▶ Problem to work on: Locate the string "title" in the listing below. Copy every line where it is found.

======

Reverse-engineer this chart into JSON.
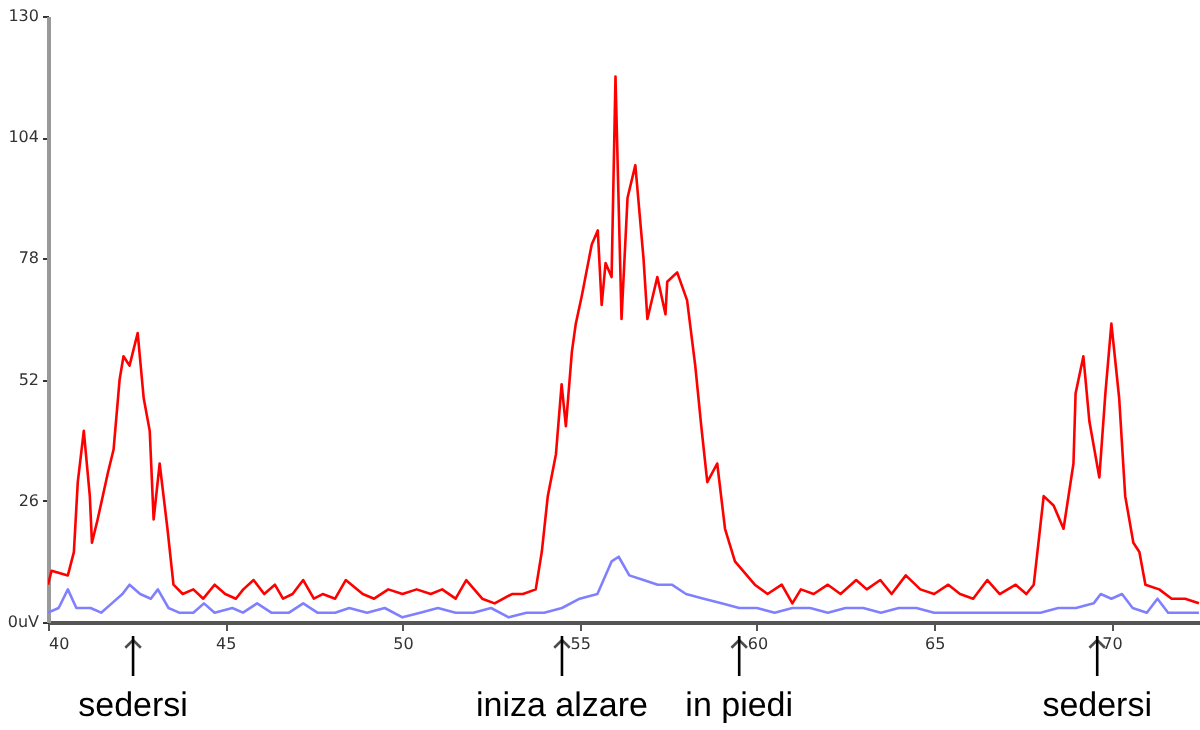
{
  "chart_data": {
    "type": "line",
    "xlim": [
      40,
      72.5
    ],
    "xticks": [
      40,
      45,
      50,
      55,
      60,
      65,
      70
    ],
    "ylim": [
      0,
      130
    ],
    "yticks": [
      {
        "value": 0,
        "label": "0uV"
      },
      26,
      52,
      78,
      104,
      130
    ],
    "line_style": "solid",
    "marker": "none",
    "series": [
      {
        "color": "#ff0000",
        "x": [
          40,
          40.1,
          40.56,
          40.73,
          40.84,
          41.01,
          41.18,
          41.24,
          41.4,
          41.69,
          41.85,
          42.02,
          42.13,
          42.3,
          42.53,
          42.7,
          42.87,
          42.98,
          43.15,
          43.37,
          43.54,
          43.8,
          44.1,
          44.38,
          44.7,
          45.0,
          45.3,
          45.51,
          45.8,
          46.1,
          46.4,
          46.63,
          46.9,
          47.2,
          47.5,
          47.75,
          48.1,
          48.4,
          48.88,
          49.2,
          49.6,
          50.0,
          50.4,
          50.8,
          51.12,
          51.5,
          51.8,
          52.25,
          52.6,
          53.09,
          53.4,
          53.76,
          53.93,
          54.1,
          54.33,
          54.49,
          54.61,
          54.78,
          54.89,
          55.06,
          55.34,
          55.51,
          55.62,
          55.73,
          55.9,
          56.01,
          56.18,
          56.35,
          56.57,
          56.8,
          56.91,
          57.19,
          57.42,
          57.47,
          57.75,
          58.03,
          58.26,
          58.43,
          58.6,
          58.88,
          59.1,
          59.38,
          59.94,
          60.3,
          60.7,
          61.0,
          61.24,
          61.6,
          62.0,
          62.36,
          62.8,
          63.1,
          63.48,
          63.8,
          64.2,
          64.61,
          65.0,
          65.4,
          65.73,
          66.1,
          66.5,
          66.85,
          67.3,
          67.6,
          67.81,
          68.09,
          68.37,
          68.65,
          68.93,
          68.99,
          69.21,
          69.38,
          69.66,
          69.83,
          70.0,
          70.22,
          70.39,
          70.62,
          70.79,
          70.96,
          71.35,
          71.7,
          72.08,
          72.47
        ],
        "values": [
          8,
          11,
          10,
          15,
          30,
          41,
          27,
          17,
          22,
          32,
          37,
          52,
          57,
          55,
          62,
          48,
          41,
          22,
          34,
          20,
          8,
          6,
          7,
          5,
          8,
          6,
          5,
          7,
          9,
          6,
          8,
          5,
          6,
          9,
          5,
          6,
          5,
          9,
          6,
          5,
          7,
          6,
          7,
          6,
          7,
          5,
          9,
          5,
          4,
          6,
          6,
          7,
          15,
          27,
          36,
          51,
          42,
          58,
          64,
          70,
          81,
          84,
          68,
          77,
          74,
          117,
          65,
          91,
          98,
          78,
          65,
          74,
          66,
          73,
          75,
          69,
          55,
          42,
          30,
          34,
          20,
          13,
          8,
          6,
          8,
          4,
          7,
          6,
          8,
          6,
          9,
          7,
          9,
          6,
          10,
          7,
          6,
          8,
          6,
          5,
          9,
          6,
          8,
          6,
          8,
          27,
          25,
          20,
          34,
          49,
          57,
          43,
          31,
          49,
          64,
          48,
          27,
          17,
          15,
          8,
          7,
          5,
          5,
          4
        ]
      },
      {
        "color": "#8080ff",
        "x": [
          40,
          40.3,
          40.56,
          40.8,
          41.2,
          41.5,
          41.8,
          42.1,
          42.3,
          42.6,
          42.9,
          43.1,
          43.4,
          43.7,
          44.1,
          44.4,
          44.7,
          45.2,
          45.5,
          45.9,
          46.3,
          46.8,
          47.2,
          47.6,
          48.1,
          48.5,
          49.0,
          49.5,
          50.0,
          50.5,
          51.0,
          51.5,
          52.0,
          52.5,
          53.0,
          53.5,
          54.0,
          54.5,
          55.0,
          55.5,
          55.9,
          56.1,
          56.4,
          56.8,
          57.2,
          57.6,
          58.0,
          58.5,
          59.0,
          59.5,
          60.0,
          60.5,
          61.0,
          61.5,
          62.0,
          62.5,
          63.0,
          63.5,
          64.0,
          64.5,
          65.0,
          65.5,
          66.0,
          66.5,
          67.0,
          67.5,
          68.0,
          68.5,
          69.0,
          69.5,
          69.7,
          70.0,
          70.3,
          70.6,
          71.0,
          71.3,
          71.6,
          72.0,
          72.47
        ],
        "values": [
          2,
          3,
          7,
          3,
          3,
          2,
          4,
          6,
          8,
          6,
          5,
          7,
          3,
          2,
          2,
          4,
          2,
          3,
          2,
          4,
          2,
          2,
          4,
          2,
          2,
          3,
          2,
          3,
          1,
          2,
          3,
          2,
          2,
          3,
          1,
          2,
          2,
          3,
          5,
          6,
          13,
          14,
          10,
          9,
          8,
          8,
          6,
          5,
          4,
          3,
          3,
          2,
          3,
          3,
          2,
          3,
          3,
          2,
          3,
          3,
          2,
          2,
          2,
          2,
          2,
          2,
          2,
          3,
          3,
          4,
          6,
          5,
          6,
          3,
          2,
          5,
          2,
          2,
          2
        ]
      }
    ],
    "annotations": [
      {
        "text": "sedersi",
        "x": 42.4
      },
      {
        "text": "iniza alzare",
        "x": 54.5
      },
      {
        "text": "in piedi",
        "x": 59.5
      },
      {
        "text": "sedersi",
        "x": 69.6
      }
    ]
  }
}
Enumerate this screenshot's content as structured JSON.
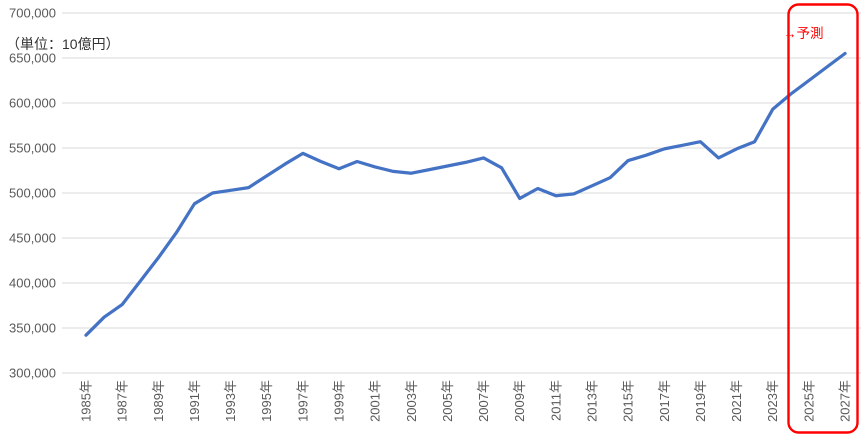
{
  "chart_data": {
    "type": "line",
    "title": "",
    "unit_label": "（単位：10億円）",
    "forecast_label": "→予測",
    "xlabel": "",
    "ylabel": "",
    "ylim": [
      300000,
      700000
    ],
    "grid": true,
    "legend": "none",
    "line_color": "#4472C4",
    "forecast_box_color": "#FF0000",
    "gridline_color": "#D9D9D9",
    "tick_text_color": "#595959",
    "y_tick_labels": [
      "700,000",
      "650,000",
      "600,000",
      "550,000",
      "500,000",
      "450,000",
      "400,000",
      "350,000",
      "300,000"
    ],
    "y_tick_values": [
      700000,
      650000,
      600000,
      550000,
      500000,
      450000,
      400000,
      350000,
      300000
    ],
    "x_tick_labels": [
      "1985年",
      "1987年",
      "1989年",
      "1991年",
      "1993年",
      "1995年",
      "1997年",
      "1999年",
      "2001年",
      "2003年",
      "2005年",
      "2007年",
      "2009年",
      "2011年",
      "2013年",
      "2015年",
      "2017年",
      "2019年",
      "2021年",
      "2023年",
      "2025年",
      "2027年"
    ],
    "x_tick_label_step": 2,
    "years": [
      1985,
      1986,
      1987,
      1988,
      1989,
      1990,
      1991,
      1992,
      1993,
      1994,
      1995,
      1996,
      1997,
      1998,
      1999,
      2000,
      2001,
      2002,
      2003,
      2004,
      2005,
      2006,
      2007,
      2008,
      2009,
      2010,
      2011,
      2012,
      2013,
      2014,
      2015,
      2016,
      2017,
      2018,
      2019,
      2020,
      2021,
      2022,
      2023,
      2024,
      2025,
      2026,
      2027
    ],
    "series": [
      {
        "name": "",
        "values": [
          342000,
          362000,
          376000,
          402000,
          428000,
          456000,
          488000,
          500000,
          503000,
          506000,
          519000,
          532000,
          544000,
          535000,
          527000,
          535000,
          529000,
          524000,
          522000,
          526000,
          530000,
          534000,
          539000,
          528000,
          494000,
          505000,
          497000,
          499000,
          508000,
          517000,
          536000,
          542000,
          549000,
          553000,
          557000,
          539000,
          549000,
          557000,
          593000,
          610000,
          625000,
          640000,
          655000
        ]
      }
    ],
    "forecast_region": {
      "label": "→予測",
      "years_covered": [
        2025,
        2026,
        2027
      ]
    }
  }
}
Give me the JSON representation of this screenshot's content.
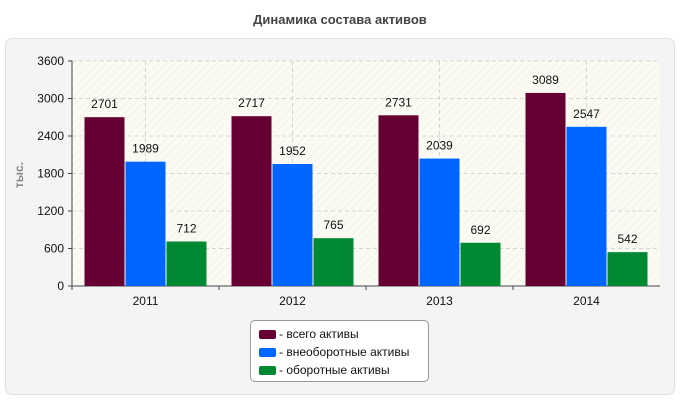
{
  "chart_data": {
    "type": "bar",
    "title": "Динамика состава активов",
    "xlabel": "",
    "ylabel": "тыс.",
    "categories": [
      "2011",
      "2012",
      "2013",
      "2014"
    ],
    "ylim": [
      0,
      3600
    ],
    "yticks": [
      0,
      600,
      1200,
      1800,
      2400,
      3000,
      3600
    ],
    "grid": true,
    "legend_position": "bottom-center",
    "series": [
      {
        "name": "- всего активы",
        "color": "#660033",
        "values": [
          2701,
          2717,
          2731,
          3089
        ]
      },
      {
        "name": "- внеоборотные активы",
        "color": "#0066ff",
        "values": [
          1989,
          1952,
          2039,
          2547
        ]
      },
      {
        "name": "- оборотные активы",
        "color": "#008833",
        "values": [
          712,
          765,
          692,
          542
        ]
      }
    ]
  }
}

======

▶ In response:
    "title": "",
    "title": "Динамика состава активов",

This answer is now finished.